What you have to do ->
Each entry below is to be given again word for word, with no pictures.

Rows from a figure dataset
◆ ◆ ◆ ◆
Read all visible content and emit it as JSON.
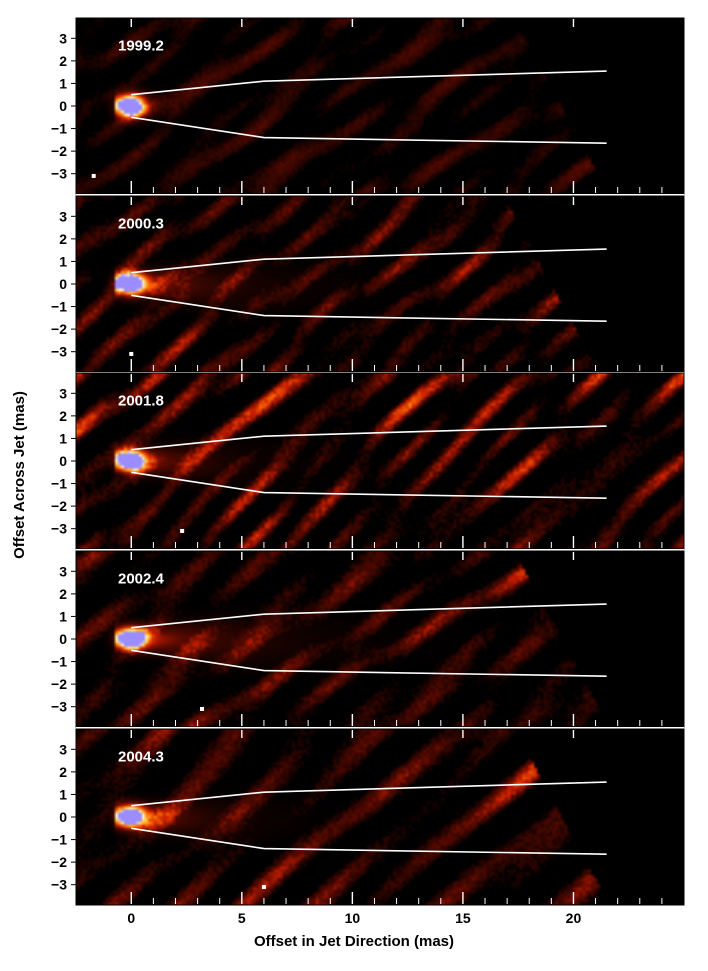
{
  "chart_data": {
    "type": "heatmap",
    "xlabel": "Offset in Jet Direction (mas)",
    "ylabel": "Offset Across Jet (mas)",
    "xlim": [
      -2.5,
      25
    ],
    "ylim": [
      -3.9,
      3.9
    ],
    "xticks": [
      0,
      5,
      10,
      15,
      20
    ],
    "yticks": [
      -3,
      -2,
      -1,
      0,
      1,
      2,
      3
    ],
    "grid": false,
    "colormap": [
      "#000000",
      "#5a0a00",
      "#c81e00",
      "#ff6a00",
      "#ffd040",
      "#fff6d0",
      "#9b8cff"
    ],
    "jet_boundary": {
      "upper": [
        [
          0,
          0.5
        ],
        [
          6,
          1.1
        ],
        [
          21.5,
          1.55
        ]
      ],
      "lower": [
        [
          0,
          -0.5
        ],
        [
          6,
          -1.4
        ],
        [
          21.5,
          -1.65
        ]
      ]
    },
    "panels": [
      {
        "epoch": "1999.2",
        "blank_from_x": 19.5,
        "beam_x": -1.7,
        "core_flux": 1.0,
        "jet_extent": 1.4,
        "noise": 0.55
      },
      {
        "epoch": "2000.3",
        "blank_from_x": 19.0,
        "beam_x": 0.0,
        "core_flux": 1.0,
        "jet_extent": 5.0,
        "noise": 0.85
      },
      {
        "epoch": "2001.8",
        "blank_from_x": null,
        "beam_x": 2.3,
        "core_flux": 1.0,
        "jet_extent": 4.0,
        "noise": 0.95
      },
      {
        "epoch": "2002.4",
        "blank_from_x": 19.5,
        "beam_x": 3.2,
        "core_flux": 1.0,
        "jet_extent": 6.0,
        "noise": 0.85
      },
      {
        "epoch": "2004.3",
        "blank_from_x": 19.5,
        "beam_x": 6.0,
        "core_flux": 1.0,
        "jet_extent": 4.0,
        "noise": 0.85
      }
    ]
  }
}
◆ ◆ ◆ ◆
Task response ->
Read all visible content and emit it as JSON.
{
  "chart_data": {
    "type": "heatmap",
    "xlabel": "Offset in Jet Direction (mas)",
    "ylabel": "Offset Across Jet (mas)",
    "xlim": [
      -2.5,
      25
    ],
    "ylim": [
      -3.9,
      3.9
    ],
    "xticks": [
      0,
      5,
      10,
      15,
      20
    ],
    "yticks": [
      -3,
      -2,
      -1,
      0,
      1,
      2,
      3
    ],
    "grid": false,
    "colormap": [
      "#000000",
      "#5a0a00",
      "#c81e00",
      "#ff6a00",
      "#ffd040",
      "#fff6d0",
      "#9b8cff"
    ],
    "jet_boundary": {
      "upper": [
        [
          0,
          0.5
        ],
        [
          6,
          1.1
        ],
        [
          21.5,
          1.55
        ]
      ],
      "lower": [
        [
          0,
          -0.5
        ],
        [
          6,
          -1.4
        ],
        [
          21.5,
          -1.65
        ]
      ]
    },
    "panels": [
      {
        "epoch": "1999.2",
        "blank_from_x": 19.5,
        "beam_x": -1.7,
        "core_flux": 1.0,
        "jet_extent": 1.4,
        "noise": 0.55
      },
      {
        "epoch": "2000.3",
        "blank_from_x": 19.0,
        "beam_x": 0.0,
        "core_flux": 1.0,
        "jet_extent": 5.0,
        "noise": 0.85
      },
      {
        "epoch": "2001.8",
        "blank_from_x": null,
        "beam_x": 2.3,
        "core_flux": 1.0,
        "jet_extent": 4.0,
        "noise": 0.95
      },
      {
        "epoch": "2002.4",
        "blank_from_x": 19.5,
        "beam_x": 3.2,
        "core_flux": 1.0,
        "jet_extent": 6.0,
        "noise": 0.85
      },
      {
        "epoch": "2004.3",
        "blank_from_x": 19.5,
        "beam_x": 6.0,
        "core_flux": 1.0,
        "jet_extent": 4.0,
        "noise": 0.85
      }
    ]
  }
}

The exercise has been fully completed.